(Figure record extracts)
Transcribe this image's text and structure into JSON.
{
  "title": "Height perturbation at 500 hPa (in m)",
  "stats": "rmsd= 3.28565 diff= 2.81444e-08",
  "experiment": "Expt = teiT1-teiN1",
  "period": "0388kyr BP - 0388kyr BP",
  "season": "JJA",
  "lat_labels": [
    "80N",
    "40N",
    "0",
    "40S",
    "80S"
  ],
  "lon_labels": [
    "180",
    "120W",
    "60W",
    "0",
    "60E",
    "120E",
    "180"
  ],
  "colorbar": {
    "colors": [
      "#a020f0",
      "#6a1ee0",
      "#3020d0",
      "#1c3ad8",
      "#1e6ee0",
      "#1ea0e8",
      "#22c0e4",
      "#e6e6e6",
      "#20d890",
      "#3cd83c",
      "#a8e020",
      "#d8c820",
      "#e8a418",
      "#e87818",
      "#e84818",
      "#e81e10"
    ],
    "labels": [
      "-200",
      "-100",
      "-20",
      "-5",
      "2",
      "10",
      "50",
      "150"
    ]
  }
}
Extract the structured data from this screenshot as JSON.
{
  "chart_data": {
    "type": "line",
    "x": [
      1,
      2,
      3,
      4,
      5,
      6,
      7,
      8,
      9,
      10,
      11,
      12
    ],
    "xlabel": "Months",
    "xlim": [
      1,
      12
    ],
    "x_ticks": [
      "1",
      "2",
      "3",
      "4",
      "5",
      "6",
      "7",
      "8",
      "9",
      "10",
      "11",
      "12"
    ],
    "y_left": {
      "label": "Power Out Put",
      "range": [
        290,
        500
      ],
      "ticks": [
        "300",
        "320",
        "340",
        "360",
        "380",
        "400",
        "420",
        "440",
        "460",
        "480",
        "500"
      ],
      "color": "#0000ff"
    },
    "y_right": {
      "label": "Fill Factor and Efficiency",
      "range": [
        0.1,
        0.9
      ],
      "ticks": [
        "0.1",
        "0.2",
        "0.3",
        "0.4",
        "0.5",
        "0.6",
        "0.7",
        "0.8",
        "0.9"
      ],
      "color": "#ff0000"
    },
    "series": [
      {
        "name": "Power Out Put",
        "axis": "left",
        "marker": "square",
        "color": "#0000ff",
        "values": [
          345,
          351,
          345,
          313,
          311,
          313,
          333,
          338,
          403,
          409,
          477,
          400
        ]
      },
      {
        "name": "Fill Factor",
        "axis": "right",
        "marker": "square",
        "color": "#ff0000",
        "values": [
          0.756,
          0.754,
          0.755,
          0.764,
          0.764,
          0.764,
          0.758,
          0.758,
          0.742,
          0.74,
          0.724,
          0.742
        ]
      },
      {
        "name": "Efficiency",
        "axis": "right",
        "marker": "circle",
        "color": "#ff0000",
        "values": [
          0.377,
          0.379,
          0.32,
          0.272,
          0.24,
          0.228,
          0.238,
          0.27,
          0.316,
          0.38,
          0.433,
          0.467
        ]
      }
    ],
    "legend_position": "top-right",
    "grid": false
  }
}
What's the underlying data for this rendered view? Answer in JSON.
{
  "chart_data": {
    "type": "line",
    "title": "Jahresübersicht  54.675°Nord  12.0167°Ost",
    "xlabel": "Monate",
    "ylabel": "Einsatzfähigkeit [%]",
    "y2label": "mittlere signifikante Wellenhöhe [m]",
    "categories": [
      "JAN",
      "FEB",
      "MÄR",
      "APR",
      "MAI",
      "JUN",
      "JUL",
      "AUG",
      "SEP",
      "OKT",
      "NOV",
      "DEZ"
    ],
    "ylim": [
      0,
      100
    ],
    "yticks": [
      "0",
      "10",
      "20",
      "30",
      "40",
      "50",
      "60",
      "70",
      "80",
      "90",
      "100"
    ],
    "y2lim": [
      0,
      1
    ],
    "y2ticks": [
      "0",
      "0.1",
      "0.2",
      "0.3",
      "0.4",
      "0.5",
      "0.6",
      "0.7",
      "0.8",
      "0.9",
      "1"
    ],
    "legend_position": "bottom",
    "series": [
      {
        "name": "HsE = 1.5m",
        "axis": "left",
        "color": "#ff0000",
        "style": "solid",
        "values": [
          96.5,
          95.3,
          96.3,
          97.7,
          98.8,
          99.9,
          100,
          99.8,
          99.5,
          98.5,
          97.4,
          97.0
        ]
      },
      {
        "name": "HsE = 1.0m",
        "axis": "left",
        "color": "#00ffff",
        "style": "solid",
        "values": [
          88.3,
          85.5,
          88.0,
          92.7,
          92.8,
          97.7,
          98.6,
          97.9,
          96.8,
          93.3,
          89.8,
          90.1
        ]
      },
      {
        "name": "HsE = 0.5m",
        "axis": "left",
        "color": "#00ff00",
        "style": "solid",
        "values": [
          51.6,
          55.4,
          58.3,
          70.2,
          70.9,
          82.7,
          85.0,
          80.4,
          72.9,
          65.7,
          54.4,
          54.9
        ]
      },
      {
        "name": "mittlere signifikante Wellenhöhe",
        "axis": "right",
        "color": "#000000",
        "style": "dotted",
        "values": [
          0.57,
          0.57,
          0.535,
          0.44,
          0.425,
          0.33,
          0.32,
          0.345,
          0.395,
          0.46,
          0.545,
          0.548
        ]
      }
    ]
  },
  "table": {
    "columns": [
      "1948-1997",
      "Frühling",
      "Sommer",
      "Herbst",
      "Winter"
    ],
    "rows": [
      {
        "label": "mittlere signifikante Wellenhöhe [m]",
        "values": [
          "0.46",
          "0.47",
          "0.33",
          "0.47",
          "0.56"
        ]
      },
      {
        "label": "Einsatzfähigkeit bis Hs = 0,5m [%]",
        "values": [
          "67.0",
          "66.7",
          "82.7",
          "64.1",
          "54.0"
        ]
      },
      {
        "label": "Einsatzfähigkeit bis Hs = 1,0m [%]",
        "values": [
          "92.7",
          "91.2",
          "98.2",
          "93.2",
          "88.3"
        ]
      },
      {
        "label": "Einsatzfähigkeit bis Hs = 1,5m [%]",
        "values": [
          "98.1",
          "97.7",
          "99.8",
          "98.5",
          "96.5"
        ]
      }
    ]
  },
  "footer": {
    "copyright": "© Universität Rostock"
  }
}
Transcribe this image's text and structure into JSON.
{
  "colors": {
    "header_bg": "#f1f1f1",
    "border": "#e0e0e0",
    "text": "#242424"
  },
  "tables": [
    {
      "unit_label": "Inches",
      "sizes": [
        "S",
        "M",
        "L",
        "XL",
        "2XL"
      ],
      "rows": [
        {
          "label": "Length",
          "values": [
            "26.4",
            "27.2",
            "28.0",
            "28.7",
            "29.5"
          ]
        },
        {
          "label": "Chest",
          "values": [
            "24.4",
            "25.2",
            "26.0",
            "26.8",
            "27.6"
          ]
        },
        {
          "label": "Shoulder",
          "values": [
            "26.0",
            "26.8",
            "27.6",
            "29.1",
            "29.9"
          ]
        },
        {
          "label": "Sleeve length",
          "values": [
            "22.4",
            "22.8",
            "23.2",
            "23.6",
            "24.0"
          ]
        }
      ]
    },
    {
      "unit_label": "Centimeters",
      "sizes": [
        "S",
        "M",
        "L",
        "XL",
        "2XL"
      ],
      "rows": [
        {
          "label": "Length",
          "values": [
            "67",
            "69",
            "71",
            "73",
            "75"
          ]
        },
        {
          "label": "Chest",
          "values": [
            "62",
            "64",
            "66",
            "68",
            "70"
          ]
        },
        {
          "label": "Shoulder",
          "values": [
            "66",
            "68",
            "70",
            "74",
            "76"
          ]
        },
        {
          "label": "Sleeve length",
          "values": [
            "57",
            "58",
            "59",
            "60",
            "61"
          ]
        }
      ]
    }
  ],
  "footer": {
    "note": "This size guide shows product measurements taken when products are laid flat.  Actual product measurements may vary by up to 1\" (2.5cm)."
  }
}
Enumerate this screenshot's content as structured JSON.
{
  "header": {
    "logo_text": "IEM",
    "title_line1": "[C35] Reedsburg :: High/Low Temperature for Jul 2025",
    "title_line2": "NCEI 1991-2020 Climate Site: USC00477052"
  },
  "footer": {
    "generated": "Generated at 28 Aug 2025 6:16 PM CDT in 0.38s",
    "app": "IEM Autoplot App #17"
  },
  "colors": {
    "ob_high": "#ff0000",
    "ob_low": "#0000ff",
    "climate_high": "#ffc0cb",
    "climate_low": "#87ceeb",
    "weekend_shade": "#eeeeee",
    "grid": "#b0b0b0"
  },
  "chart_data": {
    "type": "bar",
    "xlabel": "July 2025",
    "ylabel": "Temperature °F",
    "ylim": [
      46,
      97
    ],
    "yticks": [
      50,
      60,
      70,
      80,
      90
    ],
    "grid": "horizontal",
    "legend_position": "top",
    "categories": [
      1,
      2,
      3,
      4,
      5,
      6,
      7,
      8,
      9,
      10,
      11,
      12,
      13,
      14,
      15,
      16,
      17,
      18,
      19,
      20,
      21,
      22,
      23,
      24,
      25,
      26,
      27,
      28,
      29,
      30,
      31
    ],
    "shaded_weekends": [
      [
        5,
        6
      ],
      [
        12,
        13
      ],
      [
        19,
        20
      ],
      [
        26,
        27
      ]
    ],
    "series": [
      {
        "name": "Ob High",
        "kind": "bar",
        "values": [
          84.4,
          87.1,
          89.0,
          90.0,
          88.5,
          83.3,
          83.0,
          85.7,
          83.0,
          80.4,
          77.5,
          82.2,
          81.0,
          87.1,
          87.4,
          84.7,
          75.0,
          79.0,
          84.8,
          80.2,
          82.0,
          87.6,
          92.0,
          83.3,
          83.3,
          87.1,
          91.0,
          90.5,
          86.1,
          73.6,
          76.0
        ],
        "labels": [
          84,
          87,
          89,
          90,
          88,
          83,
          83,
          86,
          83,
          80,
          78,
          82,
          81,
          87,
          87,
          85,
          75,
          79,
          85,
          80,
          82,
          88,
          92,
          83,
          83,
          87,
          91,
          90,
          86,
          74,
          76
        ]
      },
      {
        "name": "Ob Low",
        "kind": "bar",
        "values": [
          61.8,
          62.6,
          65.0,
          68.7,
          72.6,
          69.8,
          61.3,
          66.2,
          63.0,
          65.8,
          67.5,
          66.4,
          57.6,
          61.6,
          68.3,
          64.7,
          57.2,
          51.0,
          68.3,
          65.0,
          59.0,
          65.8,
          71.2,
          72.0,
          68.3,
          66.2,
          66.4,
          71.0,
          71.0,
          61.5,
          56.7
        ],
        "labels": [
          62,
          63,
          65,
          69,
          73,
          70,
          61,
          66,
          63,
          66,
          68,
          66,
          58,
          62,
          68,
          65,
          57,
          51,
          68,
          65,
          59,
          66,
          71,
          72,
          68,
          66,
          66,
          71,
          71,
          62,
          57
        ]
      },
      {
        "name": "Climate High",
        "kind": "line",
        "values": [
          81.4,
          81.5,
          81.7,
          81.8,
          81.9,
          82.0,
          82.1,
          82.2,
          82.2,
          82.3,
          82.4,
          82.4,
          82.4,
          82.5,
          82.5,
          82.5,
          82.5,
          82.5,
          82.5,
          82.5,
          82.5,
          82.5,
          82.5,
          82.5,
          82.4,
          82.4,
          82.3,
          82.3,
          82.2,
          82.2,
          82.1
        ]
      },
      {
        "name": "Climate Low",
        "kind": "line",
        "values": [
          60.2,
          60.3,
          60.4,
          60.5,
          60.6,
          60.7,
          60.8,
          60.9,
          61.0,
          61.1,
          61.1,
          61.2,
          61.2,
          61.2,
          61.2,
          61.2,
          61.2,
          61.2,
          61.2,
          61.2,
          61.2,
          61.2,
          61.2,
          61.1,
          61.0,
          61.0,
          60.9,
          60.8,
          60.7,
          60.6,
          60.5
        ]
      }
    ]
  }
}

> Required task: Gather every line from the listing above in which the word "screenshot" appears.

> Reply:
Extract the structured data from this screenshot as JSON.
Enumerate this screenshot's content as structured JSON.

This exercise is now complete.